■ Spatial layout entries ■
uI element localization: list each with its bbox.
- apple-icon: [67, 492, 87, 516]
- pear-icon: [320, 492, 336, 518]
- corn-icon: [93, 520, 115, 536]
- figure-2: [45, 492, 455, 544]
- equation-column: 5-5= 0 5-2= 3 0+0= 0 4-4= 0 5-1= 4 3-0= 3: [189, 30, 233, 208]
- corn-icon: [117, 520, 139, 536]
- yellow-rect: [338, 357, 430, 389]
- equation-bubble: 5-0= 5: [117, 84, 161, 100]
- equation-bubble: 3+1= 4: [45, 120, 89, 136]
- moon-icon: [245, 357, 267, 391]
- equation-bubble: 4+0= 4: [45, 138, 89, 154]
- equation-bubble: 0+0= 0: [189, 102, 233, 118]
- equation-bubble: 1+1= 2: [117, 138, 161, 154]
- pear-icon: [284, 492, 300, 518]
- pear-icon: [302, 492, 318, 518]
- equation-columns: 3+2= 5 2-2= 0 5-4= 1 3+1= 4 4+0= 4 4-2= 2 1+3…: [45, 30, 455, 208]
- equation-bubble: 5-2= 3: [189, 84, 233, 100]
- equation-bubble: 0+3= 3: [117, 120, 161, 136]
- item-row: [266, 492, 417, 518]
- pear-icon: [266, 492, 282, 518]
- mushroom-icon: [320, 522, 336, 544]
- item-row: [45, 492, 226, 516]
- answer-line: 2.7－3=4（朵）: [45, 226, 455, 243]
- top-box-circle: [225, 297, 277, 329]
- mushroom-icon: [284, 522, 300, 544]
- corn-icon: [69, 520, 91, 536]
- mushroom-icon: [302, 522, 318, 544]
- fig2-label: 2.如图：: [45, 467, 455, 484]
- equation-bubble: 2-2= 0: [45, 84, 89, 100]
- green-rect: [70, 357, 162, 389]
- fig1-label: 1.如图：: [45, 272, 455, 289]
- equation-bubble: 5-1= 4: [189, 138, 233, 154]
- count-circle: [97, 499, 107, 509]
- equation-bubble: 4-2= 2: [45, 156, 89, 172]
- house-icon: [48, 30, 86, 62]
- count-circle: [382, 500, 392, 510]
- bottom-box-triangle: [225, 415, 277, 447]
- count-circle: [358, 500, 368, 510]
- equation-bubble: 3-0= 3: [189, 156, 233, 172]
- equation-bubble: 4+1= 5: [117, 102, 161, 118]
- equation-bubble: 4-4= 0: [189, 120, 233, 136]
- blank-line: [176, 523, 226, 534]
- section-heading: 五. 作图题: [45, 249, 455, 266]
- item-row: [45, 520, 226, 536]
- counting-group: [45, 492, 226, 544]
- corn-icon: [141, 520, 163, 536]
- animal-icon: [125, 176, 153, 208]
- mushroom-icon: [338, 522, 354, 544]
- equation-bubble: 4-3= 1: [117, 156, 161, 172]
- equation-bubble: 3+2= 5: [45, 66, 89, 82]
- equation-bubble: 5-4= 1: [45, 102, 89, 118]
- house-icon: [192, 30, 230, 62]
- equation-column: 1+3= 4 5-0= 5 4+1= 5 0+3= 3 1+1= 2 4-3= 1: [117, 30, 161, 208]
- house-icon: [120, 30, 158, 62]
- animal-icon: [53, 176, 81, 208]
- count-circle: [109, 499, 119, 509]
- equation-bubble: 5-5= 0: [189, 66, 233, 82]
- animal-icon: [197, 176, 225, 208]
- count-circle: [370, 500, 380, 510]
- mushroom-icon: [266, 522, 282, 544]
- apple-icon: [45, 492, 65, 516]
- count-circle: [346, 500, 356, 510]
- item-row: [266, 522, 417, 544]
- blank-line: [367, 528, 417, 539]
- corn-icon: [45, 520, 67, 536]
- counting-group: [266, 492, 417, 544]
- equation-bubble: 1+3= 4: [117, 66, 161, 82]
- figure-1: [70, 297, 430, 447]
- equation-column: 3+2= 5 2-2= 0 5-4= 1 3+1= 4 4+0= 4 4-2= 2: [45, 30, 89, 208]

■ Short exercise ■
Copy the rows from the first one through the line containing "- blank-line: [176, 523, 226, 534]", including that line. Change every "pear-icon" to "peach-icon" and keep everything else the same.

■ Answer in full ■
uI element localization: list each with its bbox.
- apple-icon: [67, 492, 87, 516]
- peach-icon: [320, 492, 336, 518]
- corn-icon: [93, 520, 115, 536]
- figure-2: [45, 492, 455, 544]
- equation-column: 5-5= 0 5-2= 3 0+0= 0 4-4= 0 5-1= 4 3-0= 3: [189, 30, 233, 208]
- corn-icon: [117, 520, 139, 536]
- yellow-rect: [338, 357, 430, 389]
- equation-bubble: 5-0= 5: [117, 84, 161, 100]
- equation-bubble: 3+1= 4: [45, 120, 89, 136]
- moon-icon: [245, 357, 267, 391]
- equation-bubble: 4+0= 4: [45, 138, 89, 154]
- equation-bubble: 0+0= 0: [189, 102, 233, 118]
- equation-bubble: 1+1= 2: [117, 138, 161, 154]
- peach-icon: [284, 492, 300, 518]
- peach-icon: [302, 492, 318, 518]
- equation-columns: 3+2= 5 2-2= 0 5-4= 1 3+1= 4 4+0= 4 4-2= 2 1+3…: [45, 30, 455, 208]
- equation-bubble: 5-2= 3: [189, 84, 233, 100]
- equation-bubble: 0+3= 3: [117, 120, 161, 136]
- item-row: [266, 492, 417, 518]
- peach-icon: [266, 492, 282, 518]
- mushroom-icon: [320, 522, 336, 544]
- item-row: [45, 492, 226, 516]
- answer-line: 2.7－3=4（朵）: [45, 226, 455, 243]
- top-box-circle: [225, 297, 277, 329]
- mushroom-icon: [284, 522, 300, 544]
- corn-icon: [69, 520, 91, 536]
- mushroom-icon: [302, 522, 318, 544]
- fig2-label: 2.如图：: [45, 467, 455, 484]
- equation-bubble: 2-2= 0: [45, 84, 89, 100]
- green-rect: [70, 357, 162, 389]
- fig1-label: 1.如图：: [45, 272, 455, 289]
- equation-bubble: 5-1= 4: [189, 138, 233, 154]
- count-circle: [97, 499, 107, 509]
- equation-bubble: 4-2= 2: [45, 156, 89, 172]
- house-icon: [48, 30, 86, 62]
- count-circle: [382, 500, 392, 510]
- bottom-box-triangle: [225, 415, 277, 447]
- count-circle: [358, 500, 368, 510]
- equation-bubble: 3-0= 3: [189, 156, 233, 172]
- equation-bubble: 4+1= 5: [117, 102, 161, 118]
- equation-bubble: 4-4= 0: [189, 120, 233, 136]
- blank-line: [176, 523, 226, 534]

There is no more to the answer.